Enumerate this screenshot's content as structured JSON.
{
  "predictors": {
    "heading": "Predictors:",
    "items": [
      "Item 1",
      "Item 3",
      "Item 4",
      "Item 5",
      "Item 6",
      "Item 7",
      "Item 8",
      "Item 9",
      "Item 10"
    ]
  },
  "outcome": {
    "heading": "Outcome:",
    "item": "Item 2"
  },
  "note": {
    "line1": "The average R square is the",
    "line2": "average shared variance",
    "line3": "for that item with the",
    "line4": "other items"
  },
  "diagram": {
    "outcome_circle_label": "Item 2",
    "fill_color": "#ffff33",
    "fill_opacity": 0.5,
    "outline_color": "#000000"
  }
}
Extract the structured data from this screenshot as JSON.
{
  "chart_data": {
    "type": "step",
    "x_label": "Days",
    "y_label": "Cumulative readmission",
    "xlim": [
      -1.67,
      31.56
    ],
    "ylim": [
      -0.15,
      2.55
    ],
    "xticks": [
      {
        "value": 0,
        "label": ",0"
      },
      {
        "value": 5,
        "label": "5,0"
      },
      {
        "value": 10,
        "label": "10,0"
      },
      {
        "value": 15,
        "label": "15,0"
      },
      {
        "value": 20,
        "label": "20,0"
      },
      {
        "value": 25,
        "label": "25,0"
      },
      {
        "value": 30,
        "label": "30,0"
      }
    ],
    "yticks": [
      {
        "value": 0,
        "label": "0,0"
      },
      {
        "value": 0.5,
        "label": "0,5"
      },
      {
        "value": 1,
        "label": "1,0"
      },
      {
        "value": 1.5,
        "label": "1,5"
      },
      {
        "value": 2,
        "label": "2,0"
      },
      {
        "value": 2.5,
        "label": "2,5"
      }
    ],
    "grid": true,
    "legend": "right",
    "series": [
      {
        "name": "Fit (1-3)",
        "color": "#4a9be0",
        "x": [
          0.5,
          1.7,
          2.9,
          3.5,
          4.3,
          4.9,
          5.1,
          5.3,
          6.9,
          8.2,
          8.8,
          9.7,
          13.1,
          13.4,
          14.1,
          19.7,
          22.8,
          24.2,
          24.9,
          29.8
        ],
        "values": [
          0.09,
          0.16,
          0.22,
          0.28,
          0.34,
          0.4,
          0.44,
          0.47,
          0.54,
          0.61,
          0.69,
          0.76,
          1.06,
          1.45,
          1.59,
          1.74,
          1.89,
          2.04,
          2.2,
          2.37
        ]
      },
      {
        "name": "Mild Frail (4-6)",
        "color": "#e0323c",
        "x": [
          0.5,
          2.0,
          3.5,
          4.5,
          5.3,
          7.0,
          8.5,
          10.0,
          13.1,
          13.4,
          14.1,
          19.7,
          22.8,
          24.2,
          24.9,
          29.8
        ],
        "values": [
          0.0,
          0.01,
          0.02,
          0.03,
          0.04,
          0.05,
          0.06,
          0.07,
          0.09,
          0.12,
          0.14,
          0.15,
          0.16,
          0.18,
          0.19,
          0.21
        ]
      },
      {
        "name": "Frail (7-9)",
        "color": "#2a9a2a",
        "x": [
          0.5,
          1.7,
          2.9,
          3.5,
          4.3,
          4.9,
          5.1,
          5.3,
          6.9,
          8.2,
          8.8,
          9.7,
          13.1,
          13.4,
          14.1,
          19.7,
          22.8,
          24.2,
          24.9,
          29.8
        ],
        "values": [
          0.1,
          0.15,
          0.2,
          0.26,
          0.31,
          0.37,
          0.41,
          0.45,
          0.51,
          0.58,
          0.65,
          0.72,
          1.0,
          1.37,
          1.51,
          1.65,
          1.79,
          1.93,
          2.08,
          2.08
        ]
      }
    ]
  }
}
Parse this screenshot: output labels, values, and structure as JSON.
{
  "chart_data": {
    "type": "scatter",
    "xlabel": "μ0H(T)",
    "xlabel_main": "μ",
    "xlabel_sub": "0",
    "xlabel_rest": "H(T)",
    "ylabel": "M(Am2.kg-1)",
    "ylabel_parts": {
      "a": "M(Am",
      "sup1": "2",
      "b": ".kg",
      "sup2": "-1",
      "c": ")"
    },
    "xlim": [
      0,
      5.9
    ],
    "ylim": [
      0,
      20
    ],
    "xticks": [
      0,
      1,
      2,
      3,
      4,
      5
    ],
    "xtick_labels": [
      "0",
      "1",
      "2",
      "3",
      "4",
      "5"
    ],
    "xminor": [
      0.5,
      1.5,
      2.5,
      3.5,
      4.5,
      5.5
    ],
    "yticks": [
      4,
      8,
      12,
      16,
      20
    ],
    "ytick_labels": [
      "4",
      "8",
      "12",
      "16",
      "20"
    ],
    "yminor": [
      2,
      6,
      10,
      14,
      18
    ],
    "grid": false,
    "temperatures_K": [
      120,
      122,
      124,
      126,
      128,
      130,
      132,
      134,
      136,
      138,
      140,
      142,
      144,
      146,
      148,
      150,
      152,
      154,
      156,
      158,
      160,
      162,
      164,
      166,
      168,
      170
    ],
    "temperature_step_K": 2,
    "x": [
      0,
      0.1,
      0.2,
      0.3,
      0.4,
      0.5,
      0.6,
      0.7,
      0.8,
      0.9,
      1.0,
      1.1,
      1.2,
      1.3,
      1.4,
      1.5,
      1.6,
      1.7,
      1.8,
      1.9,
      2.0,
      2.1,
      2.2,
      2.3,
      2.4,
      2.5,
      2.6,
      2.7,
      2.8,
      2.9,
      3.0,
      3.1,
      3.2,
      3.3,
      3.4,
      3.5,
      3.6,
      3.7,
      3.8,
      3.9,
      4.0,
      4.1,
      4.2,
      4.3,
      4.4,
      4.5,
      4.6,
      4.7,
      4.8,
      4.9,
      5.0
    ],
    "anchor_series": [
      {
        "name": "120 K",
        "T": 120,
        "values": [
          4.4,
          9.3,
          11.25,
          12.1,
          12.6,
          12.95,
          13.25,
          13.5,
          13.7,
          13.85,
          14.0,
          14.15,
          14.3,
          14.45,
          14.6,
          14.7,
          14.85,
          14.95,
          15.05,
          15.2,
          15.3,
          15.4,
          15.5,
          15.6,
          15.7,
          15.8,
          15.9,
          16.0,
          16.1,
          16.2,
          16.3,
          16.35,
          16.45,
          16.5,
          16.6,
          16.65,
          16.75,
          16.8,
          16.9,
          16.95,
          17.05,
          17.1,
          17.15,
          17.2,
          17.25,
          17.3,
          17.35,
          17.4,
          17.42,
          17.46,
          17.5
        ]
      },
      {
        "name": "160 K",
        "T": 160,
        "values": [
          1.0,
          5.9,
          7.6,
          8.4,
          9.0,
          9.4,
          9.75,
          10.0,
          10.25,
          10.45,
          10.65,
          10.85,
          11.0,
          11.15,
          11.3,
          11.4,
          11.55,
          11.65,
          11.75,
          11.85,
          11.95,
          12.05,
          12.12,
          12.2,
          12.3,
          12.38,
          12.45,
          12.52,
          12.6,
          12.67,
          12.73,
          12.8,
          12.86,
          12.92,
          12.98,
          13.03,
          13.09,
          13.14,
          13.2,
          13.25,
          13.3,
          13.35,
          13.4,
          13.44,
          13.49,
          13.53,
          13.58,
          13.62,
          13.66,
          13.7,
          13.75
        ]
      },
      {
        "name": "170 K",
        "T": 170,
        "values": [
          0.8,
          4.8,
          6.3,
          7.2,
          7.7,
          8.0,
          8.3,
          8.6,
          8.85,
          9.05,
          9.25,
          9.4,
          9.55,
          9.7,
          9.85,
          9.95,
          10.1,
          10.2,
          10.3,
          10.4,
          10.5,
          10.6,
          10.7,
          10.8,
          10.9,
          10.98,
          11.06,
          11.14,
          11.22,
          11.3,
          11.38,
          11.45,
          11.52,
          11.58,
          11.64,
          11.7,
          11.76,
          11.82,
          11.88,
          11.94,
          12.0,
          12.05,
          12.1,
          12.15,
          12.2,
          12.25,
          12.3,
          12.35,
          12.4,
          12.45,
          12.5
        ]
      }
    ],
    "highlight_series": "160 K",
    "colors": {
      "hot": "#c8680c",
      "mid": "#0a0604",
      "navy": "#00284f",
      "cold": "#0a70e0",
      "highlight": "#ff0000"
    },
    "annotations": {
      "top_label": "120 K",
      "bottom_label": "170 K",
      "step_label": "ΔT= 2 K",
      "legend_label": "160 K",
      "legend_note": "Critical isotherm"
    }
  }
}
+-------+
*What you should do*:
Show the lines from the data above that contain the string "average".

*In response*:
    "line1": "The average R square is the",
    "line2": "average shared variance",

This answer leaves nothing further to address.